* Dataset records *

______

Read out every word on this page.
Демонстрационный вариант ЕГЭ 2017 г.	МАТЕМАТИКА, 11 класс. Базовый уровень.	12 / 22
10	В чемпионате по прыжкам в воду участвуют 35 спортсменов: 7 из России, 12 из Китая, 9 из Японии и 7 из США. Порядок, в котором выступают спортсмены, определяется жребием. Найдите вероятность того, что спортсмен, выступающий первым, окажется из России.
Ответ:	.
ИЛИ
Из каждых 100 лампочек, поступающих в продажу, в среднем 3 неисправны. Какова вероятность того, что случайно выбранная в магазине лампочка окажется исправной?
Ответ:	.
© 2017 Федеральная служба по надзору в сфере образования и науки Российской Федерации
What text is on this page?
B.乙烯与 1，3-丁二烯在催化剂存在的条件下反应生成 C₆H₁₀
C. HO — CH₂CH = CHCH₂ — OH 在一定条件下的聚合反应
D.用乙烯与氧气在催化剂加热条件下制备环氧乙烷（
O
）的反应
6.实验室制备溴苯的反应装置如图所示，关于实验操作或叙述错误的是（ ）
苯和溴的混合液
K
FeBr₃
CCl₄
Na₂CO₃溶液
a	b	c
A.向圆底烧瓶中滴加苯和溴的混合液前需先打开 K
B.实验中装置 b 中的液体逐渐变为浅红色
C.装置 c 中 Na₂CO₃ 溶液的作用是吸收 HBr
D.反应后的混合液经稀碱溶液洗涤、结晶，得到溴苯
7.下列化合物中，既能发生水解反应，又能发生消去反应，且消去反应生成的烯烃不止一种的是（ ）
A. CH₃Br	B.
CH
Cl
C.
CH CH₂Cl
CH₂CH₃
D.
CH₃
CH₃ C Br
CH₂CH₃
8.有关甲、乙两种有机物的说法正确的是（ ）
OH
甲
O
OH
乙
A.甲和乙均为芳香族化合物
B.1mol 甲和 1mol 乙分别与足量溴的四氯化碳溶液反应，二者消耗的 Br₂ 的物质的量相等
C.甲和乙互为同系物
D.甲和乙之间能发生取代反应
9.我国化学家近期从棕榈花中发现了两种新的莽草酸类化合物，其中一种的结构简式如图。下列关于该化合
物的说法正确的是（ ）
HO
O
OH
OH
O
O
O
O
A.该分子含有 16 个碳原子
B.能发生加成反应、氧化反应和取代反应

______

* Given exercise *
Return every line exactly.

* Result *
Read out every word on this page.
Демонстрационный вариант ЕГЭ 2017 г.	МАТЕМАТИКА, 11 класс. Базовый уровень.	12 / 22
10	В чемпионате по прыжкам в воду участвуют 35 спортсменов: 7 из России, 12 из Китая, 9 из Японии и 7 из США. Порядок, в котором выступают спортсмены, определяется жребием. Найдите вероятность того, что спортсмен, выступающий первым, окажется из России.
Ответ:	.
ИЛИ
Из каждых 100 лампочек, поступающих в продажу, в среднем 3 неисправны. Какова вероятность того, что случайно выбранная в магазине лампочка окажется исправной?
Ответ:	.
© 2017 Федеральная служба по надзору в сфере образования и науки Российской Федерации
What text is on this page?
B.乙烯与 1，3-丁二烯在催化剂存在的条件下反应生成 C₆H₁₀
C. HO — CH₂CH = CHCH₂ — OH 在一定条件下的聚合反应
D.用乙烯与氧气在催化剂加热条件下制备环氧乙烷（
O
）的反应
6.实验室制备溴苯的反应装置如图所示，关于实验操作或叙述错误的是（ ）
苯和溴的混合液
K
FeBr₃
CCl₄
Na₂CO₃溶液
a	b	c
A.向圆底烧瓶中滴加苯和溴的混合液前需先打开 K
B.实验中装置 b 中的液体逐渐变为浅红色
C.装置 c 中 Na₂CO₃ 溶液的作用是吸收 HBr
D.反应后的混合液经稀碱溶液洗涤、结晶，得到溴苯
7.下列化合物中，既能发生水解反应，又能发生消去反应，且消去反应生成的烯烃不止一种的是（ ）
A. CH₃Br	B.
CH
Cl
C.
CH CH₂Cl
CH₂CH₃
D.
CH₃
CH₃ C Br
CH₂CH₃
8.有关甲、乙两种有机物的说法正确的是（ ）
OH
甲
O
OH
乙
A.甲和乙均为芳香族化合物
B.1mol 甲和 1mol 乙分别与足量溴的四氯化碳溶液反应，二者消耗的 Br₂ 的物质的量相等
C.甲和乙互为同系物
D.甲和乙之间能发生取代反应
9.我国化学家近期从棕榈花中发现了两种新的莽草酸类化合物，其中一种的结构简式如图。下列关于该化合
物的说法正确的是（ ）
HO
O
OH
OH
O
O
O
O
A.该分子含有 16 个碳原子
B.能发生加成反应、氧化反应和取代反应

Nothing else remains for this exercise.